## Supplied records
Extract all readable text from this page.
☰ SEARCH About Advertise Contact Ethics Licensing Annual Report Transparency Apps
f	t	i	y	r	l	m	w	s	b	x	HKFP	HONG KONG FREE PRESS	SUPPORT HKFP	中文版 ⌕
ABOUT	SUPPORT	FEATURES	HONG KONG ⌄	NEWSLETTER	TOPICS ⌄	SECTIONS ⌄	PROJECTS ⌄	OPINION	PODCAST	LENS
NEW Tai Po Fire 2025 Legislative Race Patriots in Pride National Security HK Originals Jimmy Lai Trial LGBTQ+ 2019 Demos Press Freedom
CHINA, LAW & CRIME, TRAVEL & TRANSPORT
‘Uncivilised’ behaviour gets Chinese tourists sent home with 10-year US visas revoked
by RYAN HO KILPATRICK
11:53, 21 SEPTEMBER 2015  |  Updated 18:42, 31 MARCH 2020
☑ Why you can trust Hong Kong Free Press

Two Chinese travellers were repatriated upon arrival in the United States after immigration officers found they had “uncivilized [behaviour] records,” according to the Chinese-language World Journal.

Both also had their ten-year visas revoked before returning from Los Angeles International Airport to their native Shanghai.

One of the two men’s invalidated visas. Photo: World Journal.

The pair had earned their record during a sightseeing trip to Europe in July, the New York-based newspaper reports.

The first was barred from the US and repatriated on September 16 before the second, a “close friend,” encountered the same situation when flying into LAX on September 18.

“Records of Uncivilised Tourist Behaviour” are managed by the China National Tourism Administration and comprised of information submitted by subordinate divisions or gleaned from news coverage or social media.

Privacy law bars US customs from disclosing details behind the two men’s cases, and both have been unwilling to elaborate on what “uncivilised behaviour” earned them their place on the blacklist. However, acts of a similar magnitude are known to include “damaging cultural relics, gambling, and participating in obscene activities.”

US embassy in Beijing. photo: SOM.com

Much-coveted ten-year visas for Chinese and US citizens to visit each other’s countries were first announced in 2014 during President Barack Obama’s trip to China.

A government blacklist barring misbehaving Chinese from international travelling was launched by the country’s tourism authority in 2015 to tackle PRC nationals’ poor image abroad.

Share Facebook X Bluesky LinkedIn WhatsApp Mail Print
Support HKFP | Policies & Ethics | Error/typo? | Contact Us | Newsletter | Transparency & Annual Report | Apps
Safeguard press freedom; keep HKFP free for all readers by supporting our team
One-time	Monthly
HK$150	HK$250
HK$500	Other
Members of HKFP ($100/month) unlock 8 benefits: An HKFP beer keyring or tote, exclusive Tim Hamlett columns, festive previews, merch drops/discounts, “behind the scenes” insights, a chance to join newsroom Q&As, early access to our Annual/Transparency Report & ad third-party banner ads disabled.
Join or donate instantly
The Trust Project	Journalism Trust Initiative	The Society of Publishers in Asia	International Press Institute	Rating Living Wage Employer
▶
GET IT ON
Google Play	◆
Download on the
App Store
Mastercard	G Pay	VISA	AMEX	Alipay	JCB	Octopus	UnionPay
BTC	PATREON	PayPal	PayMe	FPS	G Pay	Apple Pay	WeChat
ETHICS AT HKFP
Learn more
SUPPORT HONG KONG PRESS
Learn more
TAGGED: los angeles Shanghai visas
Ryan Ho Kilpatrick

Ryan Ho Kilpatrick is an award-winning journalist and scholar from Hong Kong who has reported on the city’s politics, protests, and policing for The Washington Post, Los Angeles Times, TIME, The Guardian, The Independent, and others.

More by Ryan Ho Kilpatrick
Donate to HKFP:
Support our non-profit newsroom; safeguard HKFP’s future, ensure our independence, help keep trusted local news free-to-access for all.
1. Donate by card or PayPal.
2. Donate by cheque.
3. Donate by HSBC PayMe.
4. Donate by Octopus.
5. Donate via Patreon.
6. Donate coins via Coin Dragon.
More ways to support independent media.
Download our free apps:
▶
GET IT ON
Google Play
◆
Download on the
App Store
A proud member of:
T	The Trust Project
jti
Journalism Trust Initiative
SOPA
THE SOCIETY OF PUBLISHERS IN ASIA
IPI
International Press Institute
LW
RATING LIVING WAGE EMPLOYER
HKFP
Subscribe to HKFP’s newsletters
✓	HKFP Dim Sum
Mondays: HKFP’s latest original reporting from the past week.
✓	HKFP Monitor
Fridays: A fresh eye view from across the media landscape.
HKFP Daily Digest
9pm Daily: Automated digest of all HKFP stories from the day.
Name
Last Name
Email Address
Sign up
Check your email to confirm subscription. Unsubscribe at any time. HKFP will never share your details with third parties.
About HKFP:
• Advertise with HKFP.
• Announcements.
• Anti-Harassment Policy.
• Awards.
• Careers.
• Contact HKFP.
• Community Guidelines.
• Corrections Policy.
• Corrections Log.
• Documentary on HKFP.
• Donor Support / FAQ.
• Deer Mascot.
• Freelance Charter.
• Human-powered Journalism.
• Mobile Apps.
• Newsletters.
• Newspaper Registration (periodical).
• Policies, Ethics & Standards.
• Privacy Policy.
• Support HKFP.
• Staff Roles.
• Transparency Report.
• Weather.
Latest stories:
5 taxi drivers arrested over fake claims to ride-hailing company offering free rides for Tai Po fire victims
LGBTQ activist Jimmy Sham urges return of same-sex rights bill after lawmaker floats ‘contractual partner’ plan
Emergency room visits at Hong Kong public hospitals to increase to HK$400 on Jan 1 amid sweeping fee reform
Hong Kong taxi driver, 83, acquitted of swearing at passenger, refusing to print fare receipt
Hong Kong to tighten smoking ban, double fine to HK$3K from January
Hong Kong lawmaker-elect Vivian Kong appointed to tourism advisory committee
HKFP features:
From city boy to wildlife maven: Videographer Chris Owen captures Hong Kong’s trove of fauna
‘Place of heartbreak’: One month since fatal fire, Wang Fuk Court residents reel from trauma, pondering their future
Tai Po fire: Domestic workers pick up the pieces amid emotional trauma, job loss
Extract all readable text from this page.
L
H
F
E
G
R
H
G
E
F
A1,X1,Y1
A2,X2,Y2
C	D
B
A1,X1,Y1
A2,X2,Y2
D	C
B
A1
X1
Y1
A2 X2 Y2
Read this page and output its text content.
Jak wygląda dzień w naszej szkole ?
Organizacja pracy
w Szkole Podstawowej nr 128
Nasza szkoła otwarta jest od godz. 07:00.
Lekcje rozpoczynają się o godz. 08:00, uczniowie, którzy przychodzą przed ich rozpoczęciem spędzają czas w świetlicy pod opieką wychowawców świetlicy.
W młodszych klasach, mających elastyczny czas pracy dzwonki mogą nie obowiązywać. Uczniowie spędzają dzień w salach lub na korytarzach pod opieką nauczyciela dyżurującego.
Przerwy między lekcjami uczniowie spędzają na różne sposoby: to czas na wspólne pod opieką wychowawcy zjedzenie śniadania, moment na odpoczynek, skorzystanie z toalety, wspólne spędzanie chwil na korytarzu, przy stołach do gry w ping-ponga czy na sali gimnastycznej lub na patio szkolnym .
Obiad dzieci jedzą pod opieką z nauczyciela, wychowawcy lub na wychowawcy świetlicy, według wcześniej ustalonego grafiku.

## Work to be completed
Every line in the data above that contains "trip" needs to be copied.

## Completed exercise
The pair had earned their record during a sightseeing trip to Europe in July, the New York-based newspaper reports.
Much-coveted ten-year visas for Chinese and US citizens to visit each other’s countries were first announced in 2014 during President Barack Obama’s trip to China.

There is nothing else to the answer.